#### [What the task requires]
Leave out every picture, and return exactly the lines from the line containing "Transcribe the text in this document." through the end of the records below, both inclusive.

#### [Available data]
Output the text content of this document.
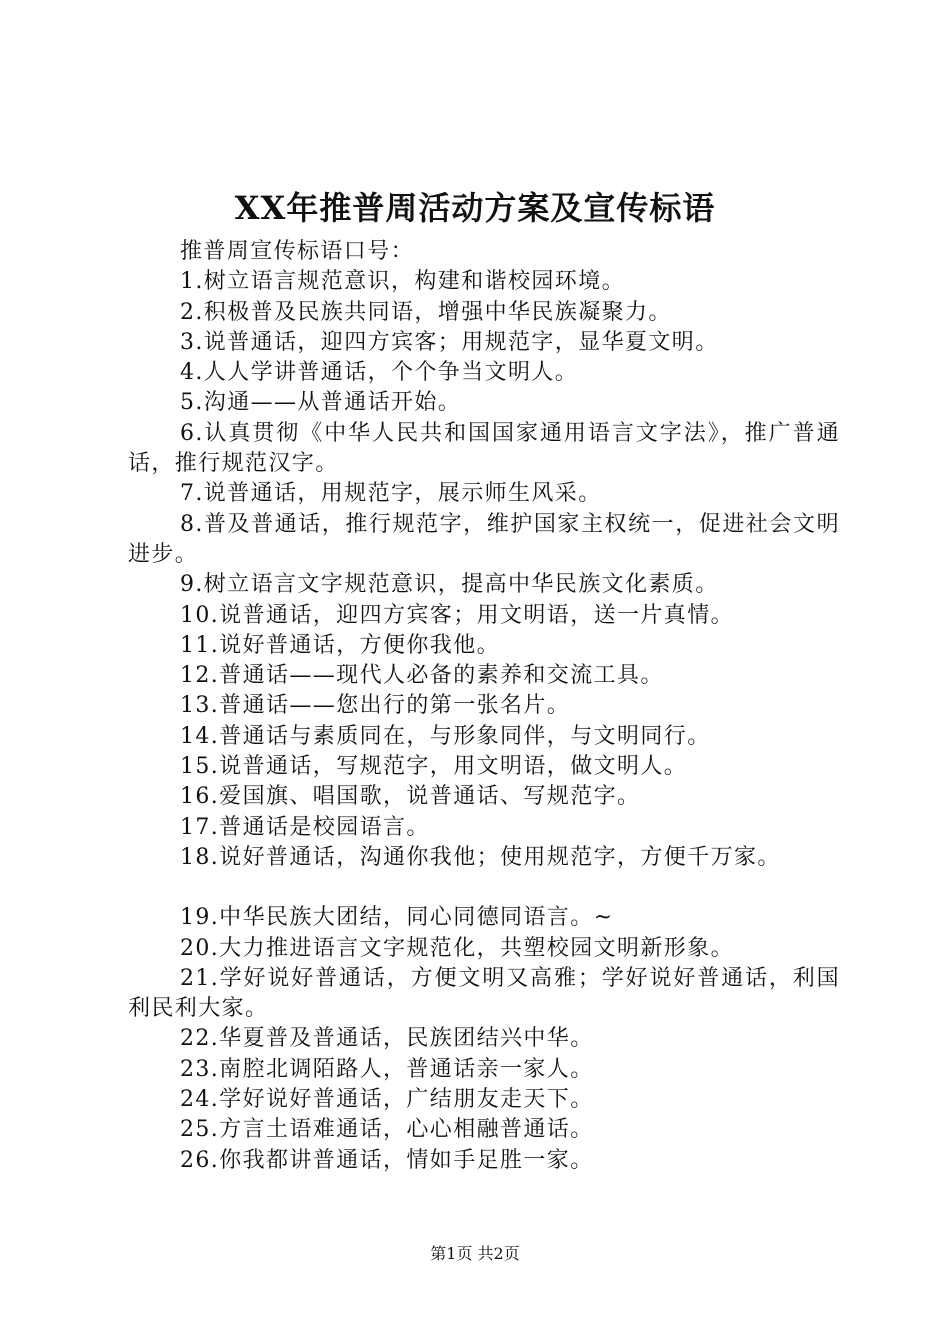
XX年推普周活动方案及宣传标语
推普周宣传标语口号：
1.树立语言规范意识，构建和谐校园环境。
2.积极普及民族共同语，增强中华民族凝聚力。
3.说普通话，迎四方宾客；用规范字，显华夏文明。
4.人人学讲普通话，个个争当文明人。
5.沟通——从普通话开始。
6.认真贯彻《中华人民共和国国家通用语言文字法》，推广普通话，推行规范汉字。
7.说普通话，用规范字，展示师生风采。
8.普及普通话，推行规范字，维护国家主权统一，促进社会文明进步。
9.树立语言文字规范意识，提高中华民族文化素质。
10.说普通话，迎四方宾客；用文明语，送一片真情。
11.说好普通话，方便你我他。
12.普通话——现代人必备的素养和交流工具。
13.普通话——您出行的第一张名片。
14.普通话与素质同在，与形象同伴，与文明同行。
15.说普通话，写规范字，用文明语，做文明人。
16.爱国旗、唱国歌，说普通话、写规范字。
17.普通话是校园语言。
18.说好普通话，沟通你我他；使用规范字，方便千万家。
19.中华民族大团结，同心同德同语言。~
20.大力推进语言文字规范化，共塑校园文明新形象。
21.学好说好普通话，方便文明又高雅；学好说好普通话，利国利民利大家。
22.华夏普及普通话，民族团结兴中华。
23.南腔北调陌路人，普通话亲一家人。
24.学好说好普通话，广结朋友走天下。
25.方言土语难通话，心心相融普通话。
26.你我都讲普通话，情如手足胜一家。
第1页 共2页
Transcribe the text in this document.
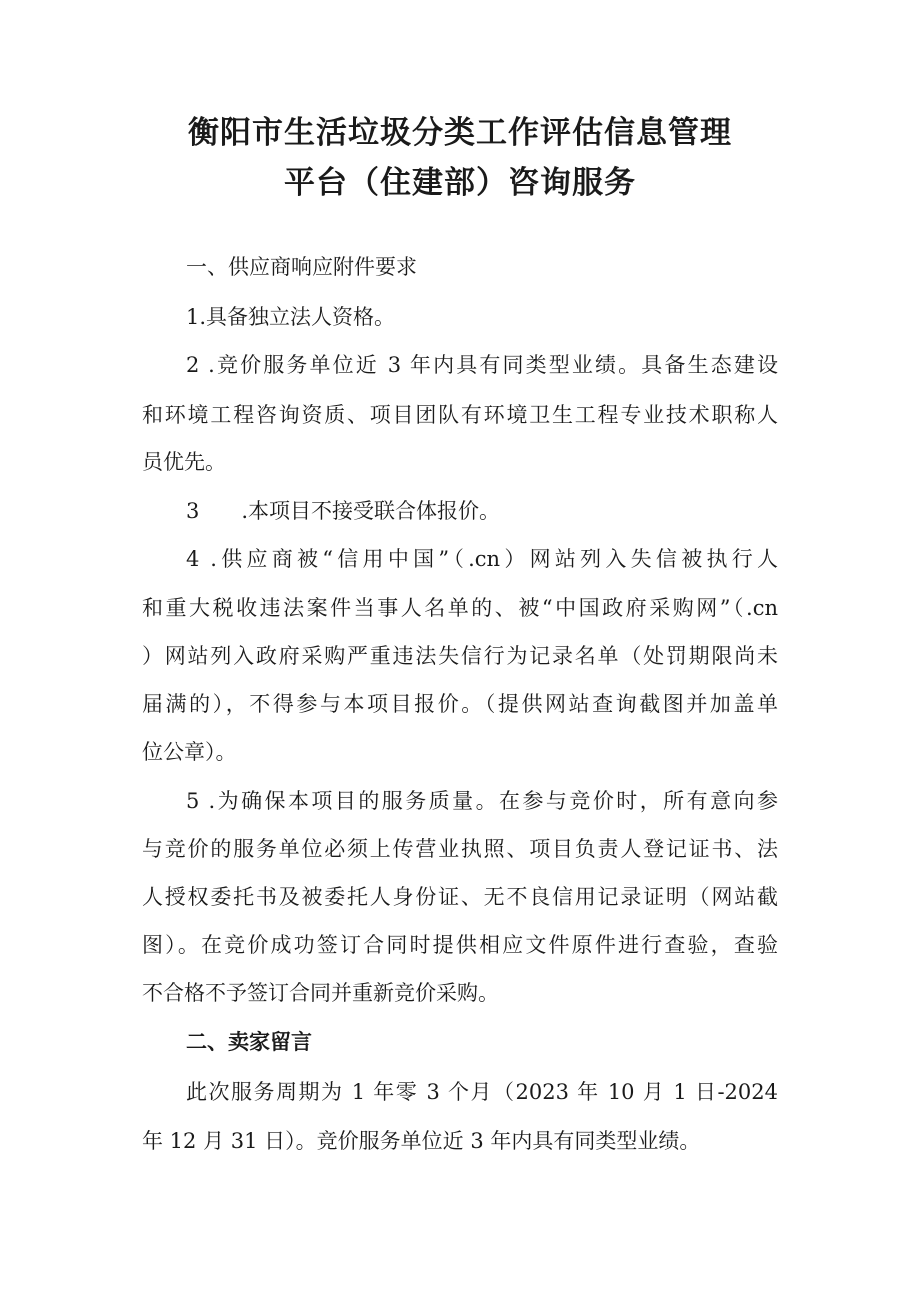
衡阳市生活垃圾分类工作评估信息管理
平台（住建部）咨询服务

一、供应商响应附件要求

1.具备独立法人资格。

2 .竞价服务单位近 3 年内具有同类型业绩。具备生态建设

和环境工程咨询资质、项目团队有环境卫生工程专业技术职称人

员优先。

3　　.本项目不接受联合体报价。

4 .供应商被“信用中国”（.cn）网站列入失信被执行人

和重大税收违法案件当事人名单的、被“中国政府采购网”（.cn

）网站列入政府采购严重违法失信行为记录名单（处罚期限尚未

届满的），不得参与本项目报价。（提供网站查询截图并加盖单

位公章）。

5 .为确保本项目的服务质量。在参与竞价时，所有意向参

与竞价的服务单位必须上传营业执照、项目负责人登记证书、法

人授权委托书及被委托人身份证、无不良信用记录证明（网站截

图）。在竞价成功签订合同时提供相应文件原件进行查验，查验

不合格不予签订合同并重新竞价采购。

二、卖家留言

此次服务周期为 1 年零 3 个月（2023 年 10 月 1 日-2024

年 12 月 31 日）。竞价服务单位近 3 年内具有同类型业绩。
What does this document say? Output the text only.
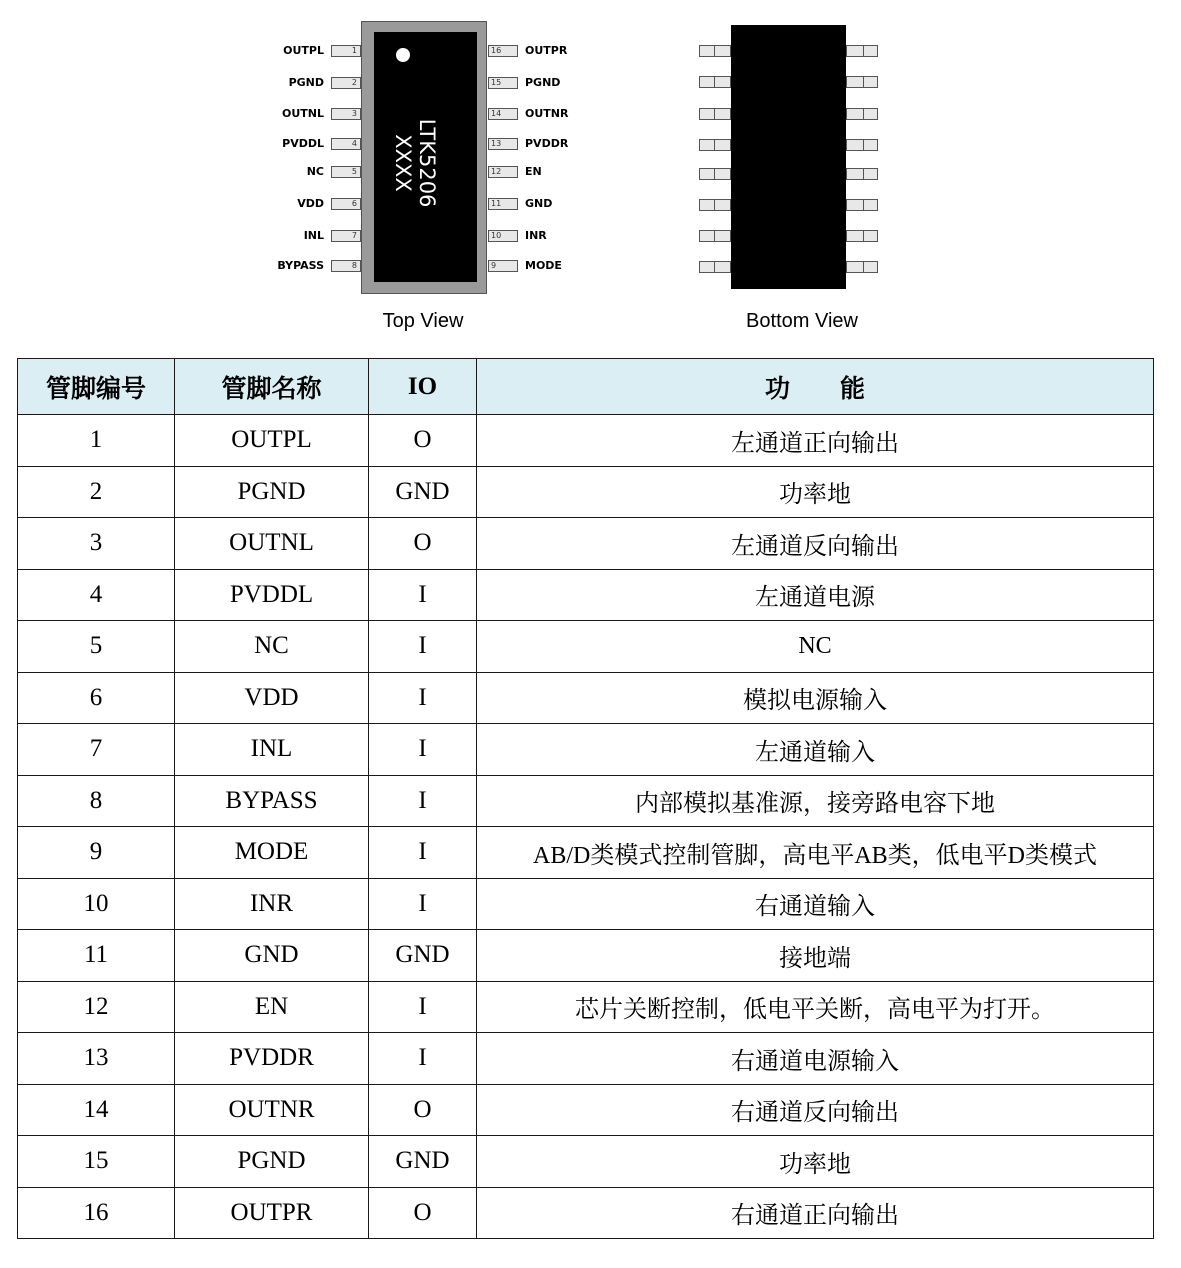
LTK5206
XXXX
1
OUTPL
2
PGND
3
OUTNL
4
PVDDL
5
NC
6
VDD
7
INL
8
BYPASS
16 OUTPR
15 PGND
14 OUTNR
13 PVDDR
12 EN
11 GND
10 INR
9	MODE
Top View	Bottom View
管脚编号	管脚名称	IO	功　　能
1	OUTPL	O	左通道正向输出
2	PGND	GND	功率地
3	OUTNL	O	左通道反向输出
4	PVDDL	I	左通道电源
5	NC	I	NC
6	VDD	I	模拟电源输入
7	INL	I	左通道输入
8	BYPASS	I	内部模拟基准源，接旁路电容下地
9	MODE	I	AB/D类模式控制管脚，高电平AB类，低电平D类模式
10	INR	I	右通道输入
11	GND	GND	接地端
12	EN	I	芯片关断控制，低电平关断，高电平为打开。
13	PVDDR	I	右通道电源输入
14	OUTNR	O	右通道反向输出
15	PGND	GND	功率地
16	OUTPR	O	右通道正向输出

#### [Task answer]
Transcribe the text in this document.
衡阳市生活垃圾分类工作评估信息管理
平台（住建部）咨询服务

一、供应商响应附件要求

1.具备独立法人资格。

2 .竞价服务单位近 3 年内具有同类型业绩。具备生态建设

和环境工程咨询资质、项目团队有环境卫生工程专业技术职称人

员优先。

3　　.本项目不接受联合体报价。

4 .供应商被“信用中国”（.cn）网站列入失信被执行人

和重大税收违法案件当事人名单的、被“中国政府采购网”（.cn

）网站列入政府采购严重违法失信行为记录名单（处罚期限尚未

届满的），不得参与本项目报价。（提供网站查询截图并加盖单

位公章）。

5 .为确保本项目的服务质量。在参与竞价时，所有意向参

与竞价的服务单位必须上传营业执照、项目负责人登记证书、法

人授权委托书及被委托人身份证、无不良信用记录证明（网站截

图）。在竞价成功签订合同时提供相应文件原件进行查验，查验

不合格不予签订合同并重新竞价采购。

二、卖家留言

此次服务周期为 1 年零 3 个月（2023 年 10 月 1 日-2024

年 12 月 31 日）。竞价服务单位近 3 年内具有同类型业绩。
What does this document say? Output the text only.
LTK5206
XXXX
1
OUTPL
2
PGND
3
OUTNL
4
PVDDL
5
NC
6
VDD
7
INL
8
BYPASS
16 OUTPR
15 PGND
14 OUTNR
13 PVDDR
12 EN
11 GND
10 INR
9	MODE
Top View	Bottom View
管脚编号	管脚名称	IO	功　　能
1	OUTPL	O	左通道正向输出
2	PGND	GND	功率地
3	OUTNL	O	左通道反向输出
4	PVDDL	I	左通道电源
5	NC	I	NC
6	VDD	I	模拟电源输入
7	INL	I	左通道输入
8	BYPASS	I	内部模拟基准源，接旁路电容下地
9	MODE	I	AB/D类模式控制管脚，高电平AB类，低电平D类模式
10	INR	I	右通道输入
11	GND	GND	接地端
12	EN	I	芯片关断控制，低电平关断，高电平为打开。
13	PVDDR	I	右通道电源输入
14	OUTNR	O	右通道反向输出
15	PGND	GND	功率地
16	OUTPR	O	右通道正向输出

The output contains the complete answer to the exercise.